▶ _Consigne 1_
Transcrivez sous forme de liste JSON de chaînes les lignes des enregistrements, du début jusqu'à la ligne contenant « p1-text: Your [71, 601, 99, 615] », bornes comprises. Mettez une chaîne par ligne et omettez les lignes vides.

Ce mardi 26 mars 2024, plusieurs manifestations pour les retraites ont eu lieu un peu partout en France. Le 1er janvier dernier, les pensions de retraite ont été augmentées de 5,3%. Largement insuffisant pour Jean, un retraité brestois de 65 ans. Rencontre.
"Je suis révolté. On nous avait promis 1.200 euros (pour les carrières complètes, NDLR), on est loin du compte" assène Jean. Le retraité brestois a 65 ans, bientôt 66. Il a arrêté de travailler il y a trois ans seulement. "Je n'avais pas le choix, sinon je n'avais pas une retraite complète, soupire-t-il. Je vis avec 965 euros par mois, alors que j'ai commencé à travailler à 14 ans, pendant les vacances scolaires, dans une station essence."
Des promesses déçues
En cette journée du mardi 26 mars 2024, alors que des retraités organisent des manifestations un peu partout en France, lui se dit prêt à reprendre un emploi. "Je suis en discussion avec un transporteur brestois pour travailler deux, trois jours, peut-être une semaine par mois" explique-t-il.
Les différentes manifestations ne lui font ni chaud ni froid : "j'ai voté Macron en 2017 et 2022. Je savais que j'avais voté En Marche, mais pas en marche arrière. Il ne fallait pas le dire qu'il allait augmenter les petites retraites à 1.200 euros. C'est soit une promesse, un mensonge ou une tromperie."
La société se fout des vieux, à commencer par le gouvernement
JeanRetraité brestois
Le 1er janvier dernier, les retraites de base ont été revalorisées à hauteur de 5,3%. Largement insuffisant, selon Jean : "Moi, ça m'a fait 40 euros en plus par mois. J'en connais qui ont le double de retraites, ils en ont eu pour 80 euros. Ça crée des écarts entre les retraités. La société se fout des vieux, à commencer par le gouvernement."

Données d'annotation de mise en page
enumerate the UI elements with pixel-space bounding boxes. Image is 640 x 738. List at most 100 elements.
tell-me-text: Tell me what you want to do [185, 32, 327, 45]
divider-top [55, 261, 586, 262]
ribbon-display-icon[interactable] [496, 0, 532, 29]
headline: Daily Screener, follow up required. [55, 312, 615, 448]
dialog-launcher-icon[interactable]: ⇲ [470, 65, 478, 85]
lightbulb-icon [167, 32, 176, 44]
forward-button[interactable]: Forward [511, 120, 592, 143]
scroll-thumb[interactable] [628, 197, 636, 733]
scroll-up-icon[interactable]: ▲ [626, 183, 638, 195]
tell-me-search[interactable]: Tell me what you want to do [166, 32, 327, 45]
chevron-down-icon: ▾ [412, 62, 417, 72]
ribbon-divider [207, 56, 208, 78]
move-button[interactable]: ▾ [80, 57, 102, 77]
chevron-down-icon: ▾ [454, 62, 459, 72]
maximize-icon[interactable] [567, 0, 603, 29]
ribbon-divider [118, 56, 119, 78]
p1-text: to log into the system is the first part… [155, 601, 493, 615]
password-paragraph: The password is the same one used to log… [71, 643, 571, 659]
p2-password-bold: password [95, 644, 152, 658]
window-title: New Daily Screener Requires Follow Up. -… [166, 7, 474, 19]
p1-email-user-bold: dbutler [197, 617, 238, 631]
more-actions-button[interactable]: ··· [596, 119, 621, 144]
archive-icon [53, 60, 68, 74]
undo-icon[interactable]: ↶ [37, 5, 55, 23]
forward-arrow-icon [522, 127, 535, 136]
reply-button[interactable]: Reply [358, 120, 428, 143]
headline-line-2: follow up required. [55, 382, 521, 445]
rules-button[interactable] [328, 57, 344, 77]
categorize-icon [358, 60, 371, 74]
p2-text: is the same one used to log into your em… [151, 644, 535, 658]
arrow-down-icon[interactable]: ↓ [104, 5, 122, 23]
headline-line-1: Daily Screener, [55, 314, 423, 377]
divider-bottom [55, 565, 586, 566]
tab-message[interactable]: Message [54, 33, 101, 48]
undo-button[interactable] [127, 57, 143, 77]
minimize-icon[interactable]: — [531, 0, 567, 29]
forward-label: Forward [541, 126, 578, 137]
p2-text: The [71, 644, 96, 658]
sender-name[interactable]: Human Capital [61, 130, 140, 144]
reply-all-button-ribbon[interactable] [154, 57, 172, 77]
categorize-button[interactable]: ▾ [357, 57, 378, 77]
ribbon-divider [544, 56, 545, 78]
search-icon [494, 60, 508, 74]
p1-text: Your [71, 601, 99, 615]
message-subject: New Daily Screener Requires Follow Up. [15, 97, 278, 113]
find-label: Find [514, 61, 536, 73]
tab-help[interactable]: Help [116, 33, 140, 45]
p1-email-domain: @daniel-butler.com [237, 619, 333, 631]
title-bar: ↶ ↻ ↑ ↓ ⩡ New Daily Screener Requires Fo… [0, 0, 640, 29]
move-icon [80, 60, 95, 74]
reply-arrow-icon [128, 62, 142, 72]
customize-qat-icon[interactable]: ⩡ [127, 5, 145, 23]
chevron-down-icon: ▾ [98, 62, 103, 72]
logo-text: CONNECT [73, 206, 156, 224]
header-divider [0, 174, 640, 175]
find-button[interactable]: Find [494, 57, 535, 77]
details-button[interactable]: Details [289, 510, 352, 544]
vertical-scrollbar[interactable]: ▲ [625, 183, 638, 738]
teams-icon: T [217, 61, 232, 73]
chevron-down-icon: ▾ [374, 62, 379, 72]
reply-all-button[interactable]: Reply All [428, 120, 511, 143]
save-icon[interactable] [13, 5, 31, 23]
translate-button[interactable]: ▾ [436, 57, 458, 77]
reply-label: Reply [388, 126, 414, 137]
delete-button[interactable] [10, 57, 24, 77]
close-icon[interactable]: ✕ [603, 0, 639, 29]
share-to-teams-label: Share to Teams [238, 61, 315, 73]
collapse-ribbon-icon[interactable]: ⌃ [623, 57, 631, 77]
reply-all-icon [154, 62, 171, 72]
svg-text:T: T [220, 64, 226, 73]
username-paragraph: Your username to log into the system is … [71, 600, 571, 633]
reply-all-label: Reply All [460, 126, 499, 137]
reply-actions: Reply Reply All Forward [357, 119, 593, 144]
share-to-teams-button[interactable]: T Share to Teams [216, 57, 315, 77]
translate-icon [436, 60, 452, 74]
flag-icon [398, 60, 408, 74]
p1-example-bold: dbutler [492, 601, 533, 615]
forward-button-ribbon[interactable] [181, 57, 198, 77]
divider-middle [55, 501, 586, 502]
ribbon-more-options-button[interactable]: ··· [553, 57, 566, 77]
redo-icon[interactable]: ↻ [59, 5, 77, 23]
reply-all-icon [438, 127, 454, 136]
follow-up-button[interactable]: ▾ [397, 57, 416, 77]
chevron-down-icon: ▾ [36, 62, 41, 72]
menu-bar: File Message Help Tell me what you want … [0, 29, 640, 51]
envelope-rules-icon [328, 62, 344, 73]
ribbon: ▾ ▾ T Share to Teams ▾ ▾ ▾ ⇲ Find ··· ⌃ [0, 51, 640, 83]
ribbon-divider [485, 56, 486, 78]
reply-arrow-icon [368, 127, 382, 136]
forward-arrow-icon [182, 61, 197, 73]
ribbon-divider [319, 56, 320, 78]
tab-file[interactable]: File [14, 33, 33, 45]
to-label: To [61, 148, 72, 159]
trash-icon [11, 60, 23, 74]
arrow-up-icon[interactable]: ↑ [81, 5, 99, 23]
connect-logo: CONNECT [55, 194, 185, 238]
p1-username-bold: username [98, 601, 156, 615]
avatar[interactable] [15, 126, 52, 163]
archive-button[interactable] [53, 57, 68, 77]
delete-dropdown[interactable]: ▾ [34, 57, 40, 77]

▶ _Consigne 2_
D'après le texte sur les retraites, de combien d'euros par mois Jean vit-il ?

▶ _Corrigé 1_
[
  "enumerate the UI elements with pixel-space bounding boxes. Image is 640 x 738. List at most 100 elements.",
  "tell-me-text: Tell me what you want to do [185, 32, 327, 45]",
  "divider-top [55, 261, 586, 262]",
  "ribbon-display-icon[interactable] [496, 0, 532, 29]",
  "headline: Daily Screener, follow up required. [55, 312, 615, 448]",
  "dialog-launcher-icon[interactable]: ⇲ [470, 65, 478, 85]",
  "lightbulb-icon [167, 32, 176, 44]",
  "forward-button[interactable]: Forward [511, 120, 592, 143]",
  "scroll-thumb[interactable] [628, 197, 636, 733]",
  "scroll-up-icon[interactable]: ▲ [626, 183, 638, 195]",
  "tell-me-search[interactable]: Tell me what you want to do [166, 32, 327, 45]",
  "chevron-down-icon: ▾ [412, 62, 417, 72]",
  "ribbon-divider [207, 56, 208, 78]",
  "move-button[interactable]: ▾ [80, 57, 102, 77]",
  "chevron-down-icon: ▾ [454, 62, 459, 72]",
  "maximize-icon[interactable] [567, 0, 603, 29]",
  "ribbon-divider [118, 56, 119, 78]",
  "p1-text: to log into the system is the first part… [155, 601, 493, 615]",
  "password-paragraph: The password is the same one used to log… [71, 643, 571, 659]",
  "p2-password-bold: password [95, 644, 152, 658]",
  "window-title: New Daily Screener Requires Follow Up. -… [166, 7, 474, 19]",
  "p1-email-user-bold: dbutler [197, 617, 238, 631]",
  "more-actions-button[interactable]: ··· [596, 119, 621, 144]",
  "archive-icon [53, 60, 68, 74]",
  "undo-icon[interactable]: ↶ [37, 5, 55, 23]",
  "forward-arrow-icon [522, 127, 535, 136]",
  "reply-button[interactable]: Reply [358, 120, 428, 143]",
  "headline-line-2: follow up required. [55, 382, 521, 445]",
  "rules-button[interactable] [328, 57, 344, 77]",
  "categorize-icon [358, 60, 371, 74]",
  "p2-text: is the same one used to log into your em… [151, 644, 535, 658]",
  "arrow-down-icon[interactable]: ↓ [104, 5, 122, 23]",
  "headline-line-1: Daily Screener, [55, 314, 423, 377]",
  "divider-bottom [55, 565, 586, 566]",
  "tab-message[interactable]: Message [54, 33, 101, 48]",
  "undo-button[interactable] [127, 57, 143, 77]",
  "minimize-icon[interactable]: — [531, 0, 567, 29]",
  "forward-label: Forward [541, 126, 578, 137]",
  "p2-text: The [71, 644, 96, 658]",
  "sender-name[interactable]: Human Capital [61, 130, 140, 144]",
  "reply-all-button-ribbon[interactable] [154, 57, 172, 77]",
  "categorize-button[interactable]: ▾ [357, 57, 378, 77]",
  "ribbon-divider [544, 56, 545, 78]",
  "search-icon [494, 60, 508, 74]",
  "p1-text: Your [71, 601, 99, 615]"
]

▶ _Corrigé 2_
Jean vit avec 965 euros par mois.